◆ 任务
根据下面讲 Mapper 类的文段，回答这几个问题：
1. run() 提供了怎样的执行模板？
2. Mapper<Object, Text, Text, IntWritable> 里，前两个参数代表什么？
3. 在 test.txt 的例子里，map() 第二次执行时，Object key 的值是多少？

◆ 给定文段
MapReduce编程的时候，都要继承Mapper这个抽象类，通常重写map()。map()每次接受一个Key-Value对，然后对这个Key-Value对进行处理，再分发出处理后的数据。
重写setup()主要对这个Map Task进行一些预处理。
重写cleanup()主要做一些处理后的工作。
run()相当于Map Task的驱动，它提供了setup()—>map()—>cleanup()的执行模板。
Mapper<Object, Text, Text, IntWritable>抽象类前两个参数为map()的输入，后两个参数为map()的输出。map()方法中，Object key参数表示偏移量，Value value表示一行文本的值，Context context参数为MapReduce模型Map端的上下文对象。

说明：

举个例子来说，如果输入文件test.txt的内容，如下所示：

hello world
easy hadoop

map()方法被执行两次，第一次，Object key的值为0，Value value的值为hello world。第二次， Object key的值为11，Value value的值为easy hadoop。

◆ 数据集
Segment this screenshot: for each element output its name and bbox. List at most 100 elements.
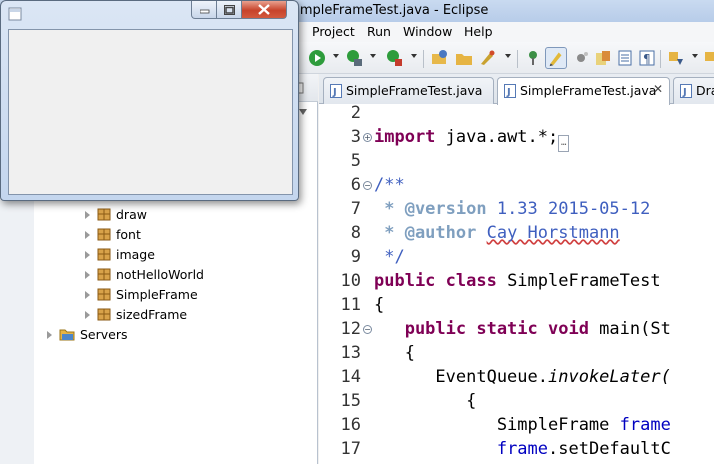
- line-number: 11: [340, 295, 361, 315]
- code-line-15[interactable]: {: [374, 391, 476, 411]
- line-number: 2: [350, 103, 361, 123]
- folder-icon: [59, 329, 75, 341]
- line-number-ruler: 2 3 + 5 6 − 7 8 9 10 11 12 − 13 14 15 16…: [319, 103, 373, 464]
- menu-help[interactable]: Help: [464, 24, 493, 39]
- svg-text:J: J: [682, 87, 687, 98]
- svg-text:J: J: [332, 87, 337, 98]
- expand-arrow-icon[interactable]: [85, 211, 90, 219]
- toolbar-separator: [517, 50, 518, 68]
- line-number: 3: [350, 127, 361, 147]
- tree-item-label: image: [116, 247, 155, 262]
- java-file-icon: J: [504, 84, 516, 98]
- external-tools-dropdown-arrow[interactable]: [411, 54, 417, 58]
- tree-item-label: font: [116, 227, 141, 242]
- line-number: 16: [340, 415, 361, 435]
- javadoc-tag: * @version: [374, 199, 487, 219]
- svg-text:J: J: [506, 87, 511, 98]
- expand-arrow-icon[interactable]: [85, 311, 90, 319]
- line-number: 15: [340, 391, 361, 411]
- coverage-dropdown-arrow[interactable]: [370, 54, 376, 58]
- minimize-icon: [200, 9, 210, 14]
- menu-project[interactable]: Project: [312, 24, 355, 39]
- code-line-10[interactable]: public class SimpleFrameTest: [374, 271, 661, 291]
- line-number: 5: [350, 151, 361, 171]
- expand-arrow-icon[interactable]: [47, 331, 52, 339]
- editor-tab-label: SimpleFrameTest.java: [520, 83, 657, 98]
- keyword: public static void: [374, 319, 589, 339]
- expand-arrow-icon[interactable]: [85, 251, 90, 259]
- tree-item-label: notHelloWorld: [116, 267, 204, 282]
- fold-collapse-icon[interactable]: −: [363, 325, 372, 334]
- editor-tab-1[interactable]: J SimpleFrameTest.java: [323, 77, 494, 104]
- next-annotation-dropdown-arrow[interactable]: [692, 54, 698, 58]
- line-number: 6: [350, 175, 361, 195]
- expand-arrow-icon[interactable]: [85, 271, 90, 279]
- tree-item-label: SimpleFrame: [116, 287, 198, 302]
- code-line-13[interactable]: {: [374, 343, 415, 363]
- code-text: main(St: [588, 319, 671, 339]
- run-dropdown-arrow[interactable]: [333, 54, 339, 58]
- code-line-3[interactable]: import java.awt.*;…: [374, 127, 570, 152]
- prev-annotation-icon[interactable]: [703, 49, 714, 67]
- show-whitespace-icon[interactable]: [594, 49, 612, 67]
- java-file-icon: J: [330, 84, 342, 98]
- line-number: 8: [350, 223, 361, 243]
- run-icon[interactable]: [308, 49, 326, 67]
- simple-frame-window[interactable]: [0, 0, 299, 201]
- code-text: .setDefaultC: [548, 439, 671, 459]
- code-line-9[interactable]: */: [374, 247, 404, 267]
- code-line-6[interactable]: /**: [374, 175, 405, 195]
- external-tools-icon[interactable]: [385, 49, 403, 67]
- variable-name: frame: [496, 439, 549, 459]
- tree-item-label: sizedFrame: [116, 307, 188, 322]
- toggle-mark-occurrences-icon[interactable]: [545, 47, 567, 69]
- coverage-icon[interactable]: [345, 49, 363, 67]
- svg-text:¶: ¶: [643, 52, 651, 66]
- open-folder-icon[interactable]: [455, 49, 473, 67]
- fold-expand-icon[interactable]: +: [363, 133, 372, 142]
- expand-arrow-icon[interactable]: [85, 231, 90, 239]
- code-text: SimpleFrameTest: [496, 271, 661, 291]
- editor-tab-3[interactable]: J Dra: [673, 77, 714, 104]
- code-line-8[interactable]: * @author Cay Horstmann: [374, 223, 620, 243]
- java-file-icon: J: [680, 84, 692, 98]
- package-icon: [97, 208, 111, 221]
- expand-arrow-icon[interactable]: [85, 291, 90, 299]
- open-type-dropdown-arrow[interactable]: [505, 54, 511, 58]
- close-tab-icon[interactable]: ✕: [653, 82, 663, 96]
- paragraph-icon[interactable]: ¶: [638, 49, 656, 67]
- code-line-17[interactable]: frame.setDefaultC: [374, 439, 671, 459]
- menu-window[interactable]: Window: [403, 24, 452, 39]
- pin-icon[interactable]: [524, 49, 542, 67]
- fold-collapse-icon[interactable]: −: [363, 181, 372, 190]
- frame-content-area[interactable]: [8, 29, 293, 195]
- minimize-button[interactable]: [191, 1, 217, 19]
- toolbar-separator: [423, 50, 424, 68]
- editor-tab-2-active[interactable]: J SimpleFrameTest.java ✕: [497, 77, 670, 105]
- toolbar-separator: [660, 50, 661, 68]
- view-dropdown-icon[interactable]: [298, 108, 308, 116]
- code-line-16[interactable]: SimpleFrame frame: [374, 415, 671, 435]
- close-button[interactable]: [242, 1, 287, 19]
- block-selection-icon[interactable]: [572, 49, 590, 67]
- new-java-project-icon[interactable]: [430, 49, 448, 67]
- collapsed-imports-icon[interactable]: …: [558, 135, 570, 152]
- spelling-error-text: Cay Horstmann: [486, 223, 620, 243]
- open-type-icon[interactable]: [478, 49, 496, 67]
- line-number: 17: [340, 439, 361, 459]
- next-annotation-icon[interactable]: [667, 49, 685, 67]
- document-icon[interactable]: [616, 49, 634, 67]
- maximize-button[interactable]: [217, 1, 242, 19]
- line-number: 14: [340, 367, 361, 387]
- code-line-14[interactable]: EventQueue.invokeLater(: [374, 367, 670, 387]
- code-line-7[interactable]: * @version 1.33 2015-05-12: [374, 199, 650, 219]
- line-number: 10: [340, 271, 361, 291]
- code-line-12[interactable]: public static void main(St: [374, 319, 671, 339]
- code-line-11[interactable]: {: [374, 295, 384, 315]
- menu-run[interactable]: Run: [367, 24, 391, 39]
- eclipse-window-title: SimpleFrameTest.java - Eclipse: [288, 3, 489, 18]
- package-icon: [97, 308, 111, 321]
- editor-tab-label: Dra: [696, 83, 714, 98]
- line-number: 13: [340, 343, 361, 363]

◆ 任务回答
1. setup()—>map()—>cleanup()
2. map() 的输入
3. 11